Copy each line of the listing below exactly.

··········

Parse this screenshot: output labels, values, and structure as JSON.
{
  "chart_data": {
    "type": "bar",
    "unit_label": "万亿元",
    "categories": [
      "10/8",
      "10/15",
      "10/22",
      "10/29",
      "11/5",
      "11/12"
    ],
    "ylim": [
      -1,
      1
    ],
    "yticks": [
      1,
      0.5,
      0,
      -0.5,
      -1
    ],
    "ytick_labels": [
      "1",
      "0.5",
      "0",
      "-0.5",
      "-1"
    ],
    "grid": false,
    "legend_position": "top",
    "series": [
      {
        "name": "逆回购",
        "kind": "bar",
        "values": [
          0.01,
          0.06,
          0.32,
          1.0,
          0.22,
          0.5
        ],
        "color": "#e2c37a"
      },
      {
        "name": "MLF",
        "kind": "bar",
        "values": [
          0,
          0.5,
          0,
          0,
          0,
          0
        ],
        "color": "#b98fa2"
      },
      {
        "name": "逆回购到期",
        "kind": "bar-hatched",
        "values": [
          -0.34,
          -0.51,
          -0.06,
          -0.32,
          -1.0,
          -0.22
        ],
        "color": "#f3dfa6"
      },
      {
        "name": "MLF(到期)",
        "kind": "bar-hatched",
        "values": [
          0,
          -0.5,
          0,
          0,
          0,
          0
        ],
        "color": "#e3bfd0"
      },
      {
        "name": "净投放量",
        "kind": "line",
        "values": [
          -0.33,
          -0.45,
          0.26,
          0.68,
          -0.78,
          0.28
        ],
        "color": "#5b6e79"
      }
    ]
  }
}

··········

* [RESULT OF THE TASK]
Parse this screenshot: output labels, values, and structure as JSON.
{
  "chart_data": {
    "type": "bar",
    "unit_label": "万亿元",
    "categories": [
      "10/8",
      "10/15",
      "10/22",
      "10/29",
      "11/5",
      "11/12"
    ],
    "ylim": [
      -1,
      1
    ],
    "yticks": [
      1,
      0.5,
      0,
      -0.5,
      -1
    ],
    "ytick_labels": [
      "1",
      "0.5",
      "0",
      "-0.5",
      "-1"
    ],
    "grid": false,
    "legend_position": "top",
    "series": [
      {
        "name": "逆回购",
        "kind": "bar",
        "values": [
          0.01,
          0.06,
          0.32,
          1.0,
          0.22,
          0.5
        ],
        "color": "#e2c37a"
      },
      {
        "name": "MLF",
        "kind": "bar",
        "values": [
          0,
          0.5,
          0,
          0,
          0,
          0
        ],
        "color": "#b98fa2"
      },
      {
        "name": "逆回购到期",
        "kind": "bar-hatched",
        "values": [
          -0.34,
          -0.51,
          -0.06,
          -0.32,
          -1.0,
          -0.22
        ],
        "color": "#f3dfa6"
      },
      {
        "name": "MLF(到期)",
        "kind": "bar-hatched",
        "values": [
          0,
          -0.5,
          0,
          0,
          0,
          0
        ],
        "color": "#e3bfd0"
      },
      {
        "name": "净投放量",
        "kind": "line",
        "values": [
          -0.33,
          -0.45,
          0.26,
          0.68,
          -0.78,
          0.28
        ],
        "color": "#5b6e79"
      }
    ]
  }
}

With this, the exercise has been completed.